**PROBLEM REQUIREMENTS**
The listing must be reproduced in full, exactly as it stands.

**GIVEN RECORDS**
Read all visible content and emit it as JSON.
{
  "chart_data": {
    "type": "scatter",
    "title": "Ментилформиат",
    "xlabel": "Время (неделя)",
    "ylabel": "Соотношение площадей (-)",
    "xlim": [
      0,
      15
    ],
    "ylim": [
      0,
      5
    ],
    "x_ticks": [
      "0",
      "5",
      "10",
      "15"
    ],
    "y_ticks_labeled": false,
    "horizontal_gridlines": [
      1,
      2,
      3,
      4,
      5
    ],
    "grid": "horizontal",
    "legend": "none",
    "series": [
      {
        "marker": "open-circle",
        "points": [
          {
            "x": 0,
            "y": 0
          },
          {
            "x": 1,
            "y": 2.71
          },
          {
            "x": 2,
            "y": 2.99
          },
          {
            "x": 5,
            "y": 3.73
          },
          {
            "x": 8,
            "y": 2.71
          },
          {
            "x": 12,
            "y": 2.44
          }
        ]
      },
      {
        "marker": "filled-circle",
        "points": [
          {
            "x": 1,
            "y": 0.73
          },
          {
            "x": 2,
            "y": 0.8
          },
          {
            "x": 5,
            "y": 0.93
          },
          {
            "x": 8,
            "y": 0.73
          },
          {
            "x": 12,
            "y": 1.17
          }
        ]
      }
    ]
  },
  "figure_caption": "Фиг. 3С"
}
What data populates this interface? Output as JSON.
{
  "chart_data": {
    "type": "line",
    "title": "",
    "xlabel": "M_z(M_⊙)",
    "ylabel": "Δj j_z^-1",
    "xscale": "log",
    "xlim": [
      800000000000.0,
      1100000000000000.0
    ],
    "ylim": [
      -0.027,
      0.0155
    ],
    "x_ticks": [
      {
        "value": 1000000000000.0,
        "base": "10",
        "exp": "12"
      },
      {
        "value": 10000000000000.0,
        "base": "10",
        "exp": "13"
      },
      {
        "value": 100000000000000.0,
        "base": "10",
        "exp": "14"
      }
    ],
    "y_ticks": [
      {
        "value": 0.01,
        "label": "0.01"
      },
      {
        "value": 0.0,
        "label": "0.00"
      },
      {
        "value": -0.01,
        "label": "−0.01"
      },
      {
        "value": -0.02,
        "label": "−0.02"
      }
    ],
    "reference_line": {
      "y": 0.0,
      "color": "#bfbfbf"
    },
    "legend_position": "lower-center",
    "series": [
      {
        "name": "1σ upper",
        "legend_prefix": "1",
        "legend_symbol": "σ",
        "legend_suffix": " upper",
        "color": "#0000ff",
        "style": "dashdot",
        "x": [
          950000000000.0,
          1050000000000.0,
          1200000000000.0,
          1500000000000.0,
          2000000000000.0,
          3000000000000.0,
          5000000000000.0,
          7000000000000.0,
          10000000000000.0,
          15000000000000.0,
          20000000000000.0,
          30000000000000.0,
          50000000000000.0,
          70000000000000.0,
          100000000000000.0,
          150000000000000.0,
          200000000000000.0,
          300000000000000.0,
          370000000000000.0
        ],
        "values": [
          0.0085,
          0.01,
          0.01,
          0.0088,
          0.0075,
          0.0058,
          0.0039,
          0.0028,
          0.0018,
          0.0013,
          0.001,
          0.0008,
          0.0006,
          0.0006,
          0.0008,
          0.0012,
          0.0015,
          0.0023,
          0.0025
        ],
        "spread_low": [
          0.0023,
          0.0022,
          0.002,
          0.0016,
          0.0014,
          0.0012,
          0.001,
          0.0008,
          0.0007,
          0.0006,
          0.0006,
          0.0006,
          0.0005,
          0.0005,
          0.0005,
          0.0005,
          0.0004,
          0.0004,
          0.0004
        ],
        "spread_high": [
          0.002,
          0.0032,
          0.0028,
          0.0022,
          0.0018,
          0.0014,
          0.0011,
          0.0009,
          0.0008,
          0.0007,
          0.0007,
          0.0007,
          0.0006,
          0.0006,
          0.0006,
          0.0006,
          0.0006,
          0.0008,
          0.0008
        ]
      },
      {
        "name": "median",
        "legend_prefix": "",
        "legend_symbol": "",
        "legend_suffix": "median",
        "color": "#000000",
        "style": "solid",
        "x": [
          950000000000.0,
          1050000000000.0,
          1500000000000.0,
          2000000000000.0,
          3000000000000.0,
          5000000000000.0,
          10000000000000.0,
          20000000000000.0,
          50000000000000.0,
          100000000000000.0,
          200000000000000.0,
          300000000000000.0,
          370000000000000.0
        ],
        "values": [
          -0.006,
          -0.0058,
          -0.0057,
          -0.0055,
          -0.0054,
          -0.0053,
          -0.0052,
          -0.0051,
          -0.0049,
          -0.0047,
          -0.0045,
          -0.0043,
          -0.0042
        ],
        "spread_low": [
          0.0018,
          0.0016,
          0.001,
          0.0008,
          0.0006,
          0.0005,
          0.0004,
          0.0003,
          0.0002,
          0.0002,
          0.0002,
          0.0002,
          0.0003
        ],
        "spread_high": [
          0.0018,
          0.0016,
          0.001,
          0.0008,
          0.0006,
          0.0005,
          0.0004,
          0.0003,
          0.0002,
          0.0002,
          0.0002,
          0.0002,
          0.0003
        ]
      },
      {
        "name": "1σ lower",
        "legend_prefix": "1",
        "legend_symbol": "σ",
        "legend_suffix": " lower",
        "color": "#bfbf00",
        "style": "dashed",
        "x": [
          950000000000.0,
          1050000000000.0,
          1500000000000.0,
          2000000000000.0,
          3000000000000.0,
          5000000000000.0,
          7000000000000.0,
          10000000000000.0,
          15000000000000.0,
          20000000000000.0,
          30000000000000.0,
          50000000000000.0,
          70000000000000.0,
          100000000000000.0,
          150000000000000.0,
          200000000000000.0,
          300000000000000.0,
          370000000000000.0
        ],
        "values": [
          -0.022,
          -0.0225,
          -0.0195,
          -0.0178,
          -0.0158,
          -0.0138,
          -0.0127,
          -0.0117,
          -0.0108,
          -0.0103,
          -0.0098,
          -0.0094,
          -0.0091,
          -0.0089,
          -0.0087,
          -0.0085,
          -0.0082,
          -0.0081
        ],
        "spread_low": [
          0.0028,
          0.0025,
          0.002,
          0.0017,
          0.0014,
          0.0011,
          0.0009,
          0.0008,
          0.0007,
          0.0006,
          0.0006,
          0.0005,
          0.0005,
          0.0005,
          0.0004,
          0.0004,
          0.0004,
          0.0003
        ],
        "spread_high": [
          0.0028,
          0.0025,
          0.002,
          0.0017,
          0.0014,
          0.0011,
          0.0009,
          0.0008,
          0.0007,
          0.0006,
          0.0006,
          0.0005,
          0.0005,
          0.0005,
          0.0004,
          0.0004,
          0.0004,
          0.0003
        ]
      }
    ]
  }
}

**FINISHED EXERCISE**
Read all visible content and emit it as JSON.
{
  "chart_data": {
    "type": "scatter",
    "title": "Ментилформиат",
    "xlabel": "Время (неделя)",
    "ylabel": "Соотношение площадей (-)",
    "xlim": [
      0,
      15
    ],
    "ylim": [
      0,
      5
    ],
    "x_ticks": [
      "0",
      "5",
      "10",
      "15"
    ],
    "y_ticks_labeled": false,
    "horizontal_gridlines": [
      1,
      2,
      3,
      4,
      5
    ],
    "grid": "horizontal",
    "legend": "none",
    "series": [
      {
        "marker": "open-circle",
        "points": [
          {
            "x": 0,
            "y": 0
          },
          {
            "x": 1,
            "y": 2.71
          },
          {
            "x": 2,
            "y": 2.99
          },
          {
            "x": 5,
            "y": 3.73
          },
          {
            "x": 8,
            "y": 2.71
          },
          {
            "x": 12,
            "y": 2.44
          }
        ]
      },
      {
        "marker": "filled-circle",
        "points": [
          {
            "x": 1,
            "y": 0.73
          },
          {
            "x": 2,
            "y": 0.8
          },
          {
            "x": 5,
            "y": 0.93
          },
          {
            "x": 8,
            "y": 0.73
          },
          {
            "x": 12,
            "y": 1.17
          }
        ]
      }
    ]
  },
  "figure_caption": "Фиг. 3С"
}
What data populates this interface? Output as JSON.
{
  "chart_data": {
    "type": "line",
    "title": "",
    "xlabel": "M_z(M_⊙)",
    "ylabel": "Δj j_z^-1",
    "xscale": "log",
    "xlim": [
      800000000000.0,
      1100000000000000.0
    ],
    "ylim": [
      -0.027,
      0.0155
    ],
    "x_ticks": [
      {
        "value": 1000000000000.0,
        "base": "10",
        "exp": "12"
      },
      {
        "value": 10000000000000.0,
        "base": "10",
        "exp": "13"
      },
      {
        "value": 100000000000000.0,
        "base": "10",
        "exp": "14"
      }
    ],
    "y_ticks": [
      {
        "value": 0.01,
        "label": "0.01"
      },
      {
        "value": 0.0,
        "label": "0.00"
      },
      {
        "value": -0.01,
        "label": "−0.01"
      },
      {
        "value": -0.02,
        "label": "−0.02"
      }
    ],
    "reference_line": {
      "y": 0.0,
      "color": "#bfbfbf"
    },
    "legend_position": "lower-center",
    "series": [
      {
        "name": "1σ upper",
        "legend_prefix": "1",
        "legend_symbol": "σ",
        "legend_suffix": " upper",
        "color": "#0000ff",
        "style": "dashdot",
        "x": [
          950000000000.0,
          1050000000000.0,
          1200000000000.0,
          1500000000000.0,
          2000000000000.0,
          3000000000000.0,
          5000000000000.0,
          7000000000000.0,
          10000000000000.0,
          15000000000000.0,
          20000000000000.0,
          30000000000000.0,
          50000000000000.0,
          70000000000000.0,
          100000000000000.0,
          150000000000000.0,
          200000000000000.0,
          300000000000000.0,
          370000000000000.0
        ],
        "values": [
          0.0085,
          0.01,
          0.01,
          0.0088,
          0.0075,
          0.0058,
          0.0039,
          0.0028,
          0.0018,
          0.0013,
          0.001,
          0.0008,
          0.0006,
          0.0006,
          0.0008,
          0.0012,
          0.0015,
          0.0023,
          0.0025
        ],
        "spread_low": [
          0.0023,
          0.0022,
          0.002,
          0.0016,
          0.0014,
          0.0012,
          0.001,
          0.0008,
          0.0007,
          0.0006,
          0.0006,
          0.0006,
          0.0005,
          0.0005,
          0.0005,
          0.0005,
          0.0004,
          0.0004,
          0.0004
        ],
        "spread_high": [
          0.002,
          0.0032,
          0.0028,
          0.0022,
          0.0018,
          0.0014,
          0.0011,
          0.0009,
          0.0008,
          0.0007,
          0.0007,
          0.0007,
          0.0006,
          0.0006,
          0.0006,
          0.0006,
          0.0006,
          0.0008,
          0.0008
        ]
      },
      {
        "name": "median",
        "legend_prefix": "",
        "legend_symbol": "",
        "legend_suffix": "median",
        "color": "#000000",
        "style": "solid",
        "x": [
          950000000000.0,
          1050000000000.0,
          1500000000000.0,
          2000000000000.0,
          3000000000000.0,
          5000000000000.0,
          10000000000000.0,
          20000000000000.0,
          50000000000000.0,
          100000000000000.0,
          200000000000000.0,
          300000000000000.0,
          370000000000000.0
        ],
        "values": [
          -0.006,
          -0.0058,
          -0.0057,
          -0.0055,
          -0.0054,
          -0.0053,
          -0.0052,
          -0.0051,
          -0.0049,
          -0.0047,
          -0.0045,
          -0.0043,
          -0.0042
        ],
        "spread_low": [
          0.0018,
          0.0016,
          0.001,
          0.0008,
          0.0006,
          0.0005,
          0.0004,
          0.0003,
          0.0002,
          0.0002,
          0.0002,
          0.0002,
          0.0003
        ],
        "spread_high": [
          0.0018,
          0.0016,
          0.001,
          0.0008,
          0.0006,
          0.0005,
          0.0004,
          0.0003,
          0.0002,
          0.0002,
          0.0002,
          0.0002,
          0.0003
        ]
      },
      {
        "name": "1σ lower",
        "legend_prefix": "1",
        "legend_symbol": "σ",
        "legend_suffix": " lower",
        "color": "#bfbf00",
        "style": "dashed",
        "x": [
          950000000000.0,
          1050000000000.0,
          1500000000000.0,
          2000000000000.0,
          3000000000000.0,
          5000000000000.0,
          7000000000000.0,
          10000000000000.0,
          15000000000000.0,
          20000000000000.0,
          30000000000000.0,
          50000000000000.0,
          70000000000000.0,
          100000000000000.0,
          150000000000000.0,
          200000000000000.0,
          300000000000000.0,
          370000000000000.0
        ],
        "values": [
          -0.022,
          -0.0225,
          -0.0195,
          -0.0178,
          -0.0158,
          -0.0138,
          -0.0127,
          -0.0117,
          -0.0108,
          -0.0103,
          -0.0098,
          -0.0094,
          -0.0091,
          -0.0089,
          -0.0087,
          -0.0085,
          -0.0082,
          -0.0081
        ],
        "spread_low": [
          0.0028,
          0.0025,
          0.002,
          0.0017,
          0.0014,
          0.0011,
          0.0009,
          0.0008,
          0.0007,
          0.0006,
          0.0006,
          0.0005,
          0.0005,
          0.0005,
          0.0004,
          0.0004,
          0.0004,
          0.0003
        ],
        "spread_high": [
          0.0028,
          0.0025,
          0.002,
          0.0017,
          0.0014,
          0.0011,
          0.0009,
          0.0008,
          0.0007,
          0.0006,
          0.0006,
          0.0005,
          0.0005,
          0.0005,
          0.0004,
          0.0004,
          0.0004,
          0.0003
        ]
      }
    ]
  }
}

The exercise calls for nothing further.